▸ AIM OF THE EXERCISE:
List the lines of this listing that hold the word "характерных".

▸ WORKING DATA:
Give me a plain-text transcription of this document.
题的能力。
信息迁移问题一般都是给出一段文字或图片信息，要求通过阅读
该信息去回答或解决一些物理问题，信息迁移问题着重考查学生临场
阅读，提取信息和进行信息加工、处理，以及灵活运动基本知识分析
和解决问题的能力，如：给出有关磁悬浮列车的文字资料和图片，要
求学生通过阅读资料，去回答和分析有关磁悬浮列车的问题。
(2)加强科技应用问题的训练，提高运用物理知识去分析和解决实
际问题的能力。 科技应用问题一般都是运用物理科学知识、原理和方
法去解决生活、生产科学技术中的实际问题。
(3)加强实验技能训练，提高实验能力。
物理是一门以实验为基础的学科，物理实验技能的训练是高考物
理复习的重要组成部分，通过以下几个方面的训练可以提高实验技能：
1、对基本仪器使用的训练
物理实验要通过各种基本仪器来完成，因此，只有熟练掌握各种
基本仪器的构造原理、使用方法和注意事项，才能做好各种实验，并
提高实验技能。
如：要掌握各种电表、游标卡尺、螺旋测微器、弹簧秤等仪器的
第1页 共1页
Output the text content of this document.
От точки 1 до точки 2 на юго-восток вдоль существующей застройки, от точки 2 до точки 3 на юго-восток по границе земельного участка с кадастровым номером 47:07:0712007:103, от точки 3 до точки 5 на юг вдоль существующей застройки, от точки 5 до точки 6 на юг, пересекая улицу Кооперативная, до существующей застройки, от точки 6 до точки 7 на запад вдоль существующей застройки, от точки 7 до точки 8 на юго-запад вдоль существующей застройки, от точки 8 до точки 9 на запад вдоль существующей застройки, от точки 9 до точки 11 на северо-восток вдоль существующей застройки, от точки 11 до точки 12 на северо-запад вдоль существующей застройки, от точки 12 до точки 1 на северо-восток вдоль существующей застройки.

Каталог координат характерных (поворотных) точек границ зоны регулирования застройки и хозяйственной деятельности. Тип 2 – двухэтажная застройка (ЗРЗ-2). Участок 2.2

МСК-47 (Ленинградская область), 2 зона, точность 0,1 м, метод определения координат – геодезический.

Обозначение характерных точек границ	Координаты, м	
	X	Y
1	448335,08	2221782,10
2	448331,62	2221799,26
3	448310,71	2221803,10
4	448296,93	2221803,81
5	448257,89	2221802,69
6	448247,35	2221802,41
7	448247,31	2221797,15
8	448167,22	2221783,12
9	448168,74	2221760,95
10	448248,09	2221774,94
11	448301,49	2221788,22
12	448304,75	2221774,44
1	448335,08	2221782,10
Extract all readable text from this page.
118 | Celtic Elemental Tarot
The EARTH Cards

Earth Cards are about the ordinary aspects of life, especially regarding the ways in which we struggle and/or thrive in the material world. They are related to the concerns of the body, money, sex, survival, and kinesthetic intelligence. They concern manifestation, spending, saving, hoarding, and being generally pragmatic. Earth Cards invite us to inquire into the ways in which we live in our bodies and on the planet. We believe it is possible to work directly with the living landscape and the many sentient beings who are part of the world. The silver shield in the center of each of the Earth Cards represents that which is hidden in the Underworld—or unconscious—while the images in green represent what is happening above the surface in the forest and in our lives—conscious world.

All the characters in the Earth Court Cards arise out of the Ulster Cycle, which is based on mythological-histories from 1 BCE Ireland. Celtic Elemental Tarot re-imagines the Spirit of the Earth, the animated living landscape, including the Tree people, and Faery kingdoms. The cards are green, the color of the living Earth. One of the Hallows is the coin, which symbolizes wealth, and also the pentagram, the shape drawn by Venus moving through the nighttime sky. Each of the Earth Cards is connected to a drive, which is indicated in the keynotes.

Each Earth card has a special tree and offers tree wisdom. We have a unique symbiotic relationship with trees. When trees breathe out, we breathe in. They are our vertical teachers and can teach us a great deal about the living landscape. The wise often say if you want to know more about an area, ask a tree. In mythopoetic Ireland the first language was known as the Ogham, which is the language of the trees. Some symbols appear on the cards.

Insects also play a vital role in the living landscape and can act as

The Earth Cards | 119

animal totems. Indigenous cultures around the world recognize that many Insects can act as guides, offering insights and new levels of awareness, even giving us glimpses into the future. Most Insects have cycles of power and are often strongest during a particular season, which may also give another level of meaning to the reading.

▸ FULL RESPONSE:
Каталог координат характерных (поворотных) точек границ зоны регулирования застройки и хозяйственной деятельности. Тип 2 – двухэтажная застройка (ЗРЗ-2). Участок 2.2
Обозначение характерных точек границ	Координаты, м	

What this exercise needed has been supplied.